== Data to use ==

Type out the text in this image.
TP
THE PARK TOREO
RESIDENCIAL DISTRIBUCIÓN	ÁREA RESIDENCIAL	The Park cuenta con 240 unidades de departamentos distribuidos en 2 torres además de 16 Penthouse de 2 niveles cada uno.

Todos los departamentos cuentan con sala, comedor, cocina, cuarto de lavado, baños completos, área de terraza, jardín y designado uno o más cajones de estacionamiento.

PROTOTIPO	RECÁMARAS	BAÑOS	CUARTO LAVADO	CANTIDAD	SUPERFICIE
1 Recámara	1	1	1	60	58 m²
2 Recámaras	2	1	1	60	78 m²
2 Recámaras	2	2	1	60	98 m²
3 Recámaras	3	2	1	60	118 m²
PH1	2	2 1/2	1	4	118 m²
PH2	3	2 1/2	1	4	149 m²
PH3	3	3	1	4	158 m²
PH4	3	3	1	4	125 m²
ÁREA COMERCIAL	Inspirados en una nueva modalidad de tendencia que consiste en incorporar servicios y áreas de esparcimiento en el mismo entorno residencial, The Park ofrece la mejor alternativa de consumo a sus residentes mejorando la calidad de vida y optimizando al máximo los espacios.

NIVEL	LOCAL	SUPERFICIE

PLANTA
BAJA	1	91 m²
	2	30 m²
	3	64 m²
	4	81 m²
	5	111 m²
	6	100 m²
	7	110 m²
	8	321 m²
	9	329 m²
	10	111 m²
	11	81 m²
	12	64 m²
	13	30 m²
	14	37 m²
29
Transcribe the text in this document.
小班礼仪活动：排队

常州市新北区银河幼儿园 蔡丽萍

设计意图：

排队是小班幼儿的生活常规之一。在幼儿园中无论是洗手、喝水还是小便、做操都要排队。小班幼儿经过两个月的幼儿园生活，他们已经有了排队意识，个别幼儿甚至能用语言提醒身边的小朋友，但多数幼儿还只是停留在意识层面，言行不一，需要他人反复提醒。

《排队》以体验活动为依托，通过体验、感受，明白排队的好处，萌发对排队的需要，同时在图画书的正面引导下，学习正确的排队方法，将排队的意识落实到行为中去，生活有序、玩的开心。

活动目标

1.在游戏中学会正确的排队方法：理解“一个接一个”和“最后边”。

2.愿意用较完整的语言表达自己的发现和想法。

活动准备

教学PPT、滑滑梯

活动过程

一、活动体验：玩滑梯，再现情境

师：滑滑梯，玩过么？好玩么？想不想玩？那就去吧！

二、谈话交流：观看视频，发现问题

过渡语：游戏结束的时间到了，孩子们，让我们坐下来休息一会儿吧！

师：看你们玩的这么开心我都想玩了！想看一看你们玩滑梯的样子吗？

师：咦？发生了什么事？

===

Problem statement: Go through the listing above and work out how many lines contain the string "text". Reply with the number alone.

Exercise solution: 2